Aim
Repeat the material in full. Keep every line exactly as it is.

____ Data shown

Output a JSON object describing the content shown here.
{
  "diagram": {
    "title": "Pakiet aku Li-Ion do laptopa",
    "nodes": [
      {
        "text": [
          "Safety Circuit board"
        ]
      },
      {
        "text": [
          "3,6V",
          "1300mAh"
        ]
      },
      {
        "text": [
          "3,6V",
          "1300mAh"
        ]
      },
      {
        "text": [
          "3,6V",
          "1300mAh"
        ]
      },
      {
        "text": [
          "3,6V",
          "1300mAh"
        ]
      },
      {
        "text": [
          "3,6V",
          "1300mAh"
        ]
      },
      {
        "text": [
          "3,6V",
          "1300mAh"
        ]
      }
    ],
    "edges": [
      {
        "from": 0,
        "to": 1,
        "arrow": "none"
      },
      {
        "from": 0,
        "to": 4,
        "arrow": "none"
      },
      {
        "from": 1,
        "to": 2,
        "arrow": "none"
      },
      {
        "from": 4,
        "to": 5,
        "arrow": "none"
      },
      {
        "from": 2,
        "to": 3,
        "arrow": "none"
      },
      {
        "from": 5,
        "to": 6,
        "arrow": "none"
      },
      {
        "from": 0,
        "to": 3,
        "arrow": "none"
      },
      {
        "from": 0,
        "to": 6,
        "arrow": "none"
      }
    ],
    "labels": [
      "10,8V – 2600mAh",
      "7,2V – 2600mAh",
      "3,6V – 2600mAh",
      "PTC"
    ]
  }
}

________

Reply
Output a JSON object describing the content shown here.
{
  "diagram": {
    "title": "Pakiet aku Li-Ion do laptopa",
    "nodes": [
      {
        "text": [
          "Safety Circuit board"
        ]
      },
      {
        "text": [
          "3,6V",
          "1300mAh"
        ]
      },
      {
        "text": [
          "3,6V",
          "1300mAh"
        ]
      },
      {
        "text": [
          "3,6V",
          "1300mAh"
        ]
      },
      {
        "text": [
          "3,6V",
          "1300mAh"
        ]
      },
      {
        "text": [
          "3,6V",
          "1300mAh"
        ]
      },
      {
        "text": [
          "3,6V",
          "1300mAh"
        ]
      }
    ],
    "edges": [
      {
        "from": 0,
        "to": 1,
        "arrow": "none"
      },
      {
        "from": 0,
        "to": 4,
        "arrow": "none"
      },
      {
        "from": 1,
        "to": 2,
        "arrow": "none"
      },
      {
        "from": 4,
        "to": 5,
        "arrow": "none"
      },
      {
        "from": 2,
        "to": 3,
        "arrow": "none"
      },
      {
        "from": 5,
        "to": 6,
        "arrow": "none"
      },
      {
        "from": 0,
        "to": 3,
        "arrow": "none"
      },
      {
        "from": 0,
        "to": 6,
        "arrow": "none"
      }
    ],
    "labels": [
      "10,8V – 2600mAh",
      "7,2V – 2600mAh",
      "3,6V – 2600mAh",
      "PTC"
    ]
  }
}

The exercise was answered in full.